Consigne:
Traduisez en anglais la phrase suivante du texte sur la réforme de la santé : « Au cours de la nouvelle législature enfin, la dépendance deviendra le cinquième risque de la Sécurité sociale. »

COMMENT préserver l'« excellence » de notre système de santé dans un contexte de déficits sociaux toujours abyssaux (8,7 milliards d'euros de manque à gagner pour le régime général en 2006 malgré la réforme de l'assurance-maladie) et d'augmentation inévitable des dépenses dans les prochaines années ? C'est cette équation que se propose de résoudre Nicolas Sarkozy : sans rompre avec le « modèle » à la française (il ne propose ni l'étatisation à l'anglaise ni la privatisation à l'américaine), il préconise plutôt une réforme à dose filée dans le domaine de la santé.
La disposition la plus spectaculaire et la plus décriée, y compris dans son propre camp porte sur l'instauration d'une quadruple franchise annuelle sur les soins. Si l'on se fie aux déclarations du candidat Sarkozy, seuls « les premiers euros » de dépenses de médicaments, d'examens biologiques, de consultations et d'hospitalisation ne seront plus remboursés, y compris par les mutuelles. Ce système remplacera les forfaits de un euro par acte et de 18 euros sur les actes lourds mais pas le forfait hospitalier. Dès cet été, une concertation doit s'engager pour définir le montant exact de ces franchises « santé » et les catégories exonérées de ce dispositif (les « chômeurs », a déjà cité Nicolas Sarkozy).
Au chapitre des recettes, le gouvernement aura pour mission d'expérimenter la TVA « sociale » (qui consiste à transférer sur la TVA une partie des cotisations qui pèsent sur le travail).
Afin que « tout euro dépensé soit un euro utile », le programme santé de Nicolas Sarkozy promet également d'accentuer la lutte contre les fraudes, les gaspillages et les abus. Sur le papier, jusqu'à 12 milliards d'euros d'économies sont attendus chaque année de cette politique mais rien ne dit que les résultats seront à la hauteur des espérances.
En contrepartie des efforts demandés, Nicolas Sarkozy a promis d'augmenter le remboursement des soins dentaires et optiques et de favoriser l'acquisition d'une complémentaire santé.
Au cours de la nouvelle législature enfin, la dépendance deviendra le cinquième risque de la Sécurité sociale.

Données d'analyse structurée de pages:
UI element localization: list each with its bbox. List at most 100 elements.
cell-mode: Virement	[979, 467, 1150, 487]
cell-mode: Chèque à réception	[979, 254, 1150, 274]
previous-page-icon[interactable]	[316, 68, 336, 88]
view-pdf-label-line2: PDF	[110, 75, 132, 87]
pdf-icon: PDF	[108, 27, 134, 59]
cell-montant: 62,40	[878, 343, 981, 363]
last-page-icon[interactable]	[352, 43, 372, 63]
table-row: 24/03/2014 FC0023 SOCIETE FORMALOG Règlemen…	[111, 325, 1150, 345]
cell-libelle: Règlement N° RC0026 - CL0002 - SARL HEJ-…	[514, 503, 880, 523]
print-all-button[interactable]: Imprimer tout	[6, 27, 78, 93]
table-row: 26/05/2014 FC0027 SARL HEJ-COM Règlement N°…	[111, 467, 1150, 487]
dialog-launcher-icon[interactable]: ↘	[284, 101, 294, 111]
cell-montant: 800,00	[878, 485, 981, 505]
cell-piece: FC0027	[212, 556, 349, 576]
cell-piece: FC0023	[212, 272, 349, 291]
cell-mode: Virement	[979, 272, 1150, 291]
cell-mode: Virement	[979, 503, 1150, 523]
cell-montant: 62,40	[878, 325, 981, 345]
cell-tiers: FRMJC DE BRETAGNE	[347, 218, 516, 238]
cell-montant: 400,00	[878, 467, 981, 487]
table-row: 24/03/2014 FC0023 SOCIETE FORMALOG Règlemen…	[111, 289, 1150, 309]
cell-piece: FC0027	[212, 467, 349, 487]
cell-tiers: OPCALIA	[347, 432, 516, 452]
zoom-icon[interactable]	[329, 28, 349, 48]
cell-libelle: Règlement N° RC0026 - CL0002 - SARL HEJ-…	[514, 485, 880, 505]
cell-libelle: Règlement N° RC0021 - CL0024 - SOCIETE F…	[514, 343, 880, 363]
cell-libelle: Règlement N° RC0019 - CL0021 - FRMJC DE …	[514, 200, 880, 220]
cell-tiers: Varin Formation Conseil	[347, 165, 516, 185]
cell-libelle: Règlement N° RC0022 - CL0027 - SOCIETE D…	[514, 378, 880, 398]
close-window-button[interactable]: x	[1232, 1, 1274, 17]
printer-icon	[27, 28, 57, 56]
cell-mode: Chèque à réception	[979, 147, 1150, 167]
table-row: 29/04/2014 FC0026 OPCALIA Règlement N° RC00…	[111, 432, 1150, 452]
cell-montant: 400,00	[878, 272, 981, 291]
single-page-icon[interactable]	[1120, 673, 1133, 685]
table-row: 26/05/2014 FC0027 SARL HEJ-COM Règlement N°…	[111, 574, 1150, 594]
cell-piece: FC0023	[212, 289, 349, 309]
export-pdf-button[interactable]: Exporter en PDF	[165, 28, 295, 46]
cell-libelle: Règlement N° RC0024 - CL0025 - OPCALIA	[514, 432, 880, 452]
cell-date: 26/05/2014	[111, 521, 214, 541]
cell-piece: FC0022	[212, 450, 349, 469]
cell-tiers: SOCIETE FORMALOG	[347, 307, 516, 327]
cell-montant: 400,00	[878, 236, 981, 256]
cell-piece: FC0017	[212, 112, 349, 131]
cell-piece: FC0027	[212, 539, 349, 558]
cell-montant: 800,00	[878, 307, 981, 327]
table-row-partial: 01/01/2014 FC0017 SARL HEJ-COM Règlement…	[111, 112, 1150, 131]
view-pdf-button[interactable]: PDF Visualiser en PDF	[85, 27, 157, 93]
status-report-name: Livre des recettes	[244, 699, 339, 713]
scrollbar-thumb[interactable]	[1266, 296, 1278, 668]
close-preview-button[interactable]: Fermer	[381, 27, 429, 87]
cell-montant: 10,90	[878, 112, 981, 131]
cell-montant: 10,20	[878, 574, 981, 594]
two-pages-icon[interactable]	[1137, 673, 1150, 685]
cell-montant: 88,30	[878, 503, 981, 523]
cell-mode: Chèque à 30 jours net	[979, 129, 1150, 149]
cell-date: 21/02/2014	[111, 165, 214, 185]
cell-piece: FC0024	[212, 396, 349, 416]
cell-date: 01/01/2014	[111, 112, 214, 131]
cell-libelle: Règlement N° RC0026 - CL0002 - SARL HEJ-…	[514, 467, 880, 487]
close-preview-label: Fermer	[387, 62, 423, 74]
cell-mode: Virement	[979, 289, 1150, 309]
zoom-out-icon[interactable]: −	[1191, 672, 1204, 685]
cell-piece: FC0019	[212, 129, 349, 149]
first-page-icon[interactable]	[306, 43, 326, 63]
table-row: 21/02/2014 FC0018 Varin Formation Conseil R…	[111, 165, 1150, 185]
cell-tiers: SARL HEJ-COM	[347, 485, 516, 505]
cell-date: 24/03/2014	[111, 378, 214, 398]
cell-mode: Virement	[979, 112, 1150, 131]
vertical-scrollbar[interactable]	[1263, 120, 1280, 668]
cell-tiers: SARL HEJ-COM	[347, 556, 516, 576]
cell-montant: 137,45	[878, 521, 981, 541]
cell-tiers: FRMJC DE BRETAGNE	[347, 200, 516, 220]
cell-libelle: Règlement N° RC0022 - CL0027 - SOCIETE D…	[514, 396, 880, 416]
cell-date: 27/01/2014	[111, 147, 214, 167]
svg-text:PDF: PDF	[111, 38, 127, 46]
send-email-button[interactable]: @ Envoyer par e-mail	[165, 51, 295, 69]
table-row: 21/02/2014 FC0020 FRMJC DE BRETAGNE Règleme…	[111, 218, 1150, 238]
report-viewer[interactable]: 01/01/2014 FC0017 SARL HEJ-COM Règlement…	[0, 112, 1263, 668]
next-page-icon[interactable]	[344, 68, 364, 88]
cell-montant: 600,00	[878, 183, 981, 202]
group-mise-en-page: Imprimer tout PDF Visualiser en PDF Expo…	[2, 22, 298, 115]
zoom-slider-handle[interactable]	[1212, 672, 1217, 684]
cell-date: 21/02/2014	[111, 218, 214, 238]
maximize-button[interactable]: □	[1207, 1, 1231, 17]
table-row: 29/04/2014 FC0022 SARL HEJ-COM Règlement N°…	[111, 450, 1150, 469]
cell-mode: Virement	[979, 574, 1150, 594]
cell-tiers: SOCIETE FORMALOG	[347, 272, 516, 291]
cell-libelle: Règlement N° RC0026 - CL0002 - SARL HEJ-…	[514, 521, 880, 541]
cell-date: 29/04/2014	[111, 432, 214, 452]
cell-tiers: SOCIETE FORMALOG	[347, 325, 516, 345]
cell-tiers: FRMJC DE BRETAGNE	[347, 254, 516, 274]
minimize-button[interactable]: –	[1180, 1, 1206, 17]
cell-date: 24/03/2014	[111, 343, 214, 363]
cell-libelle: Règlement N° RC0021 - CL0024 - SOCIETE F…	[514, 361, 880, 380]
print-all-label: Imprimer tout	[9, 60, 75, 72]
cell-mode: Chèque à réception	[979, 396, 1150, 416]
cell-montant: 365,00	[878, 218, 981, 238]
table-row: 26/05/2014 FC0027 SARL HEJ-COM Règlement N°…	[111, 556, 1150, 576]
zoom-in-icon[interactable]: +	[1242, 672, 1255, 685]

Corrigé:
Finally, during the new legislative term, long-term care will become the fifth risk covered by Social Security.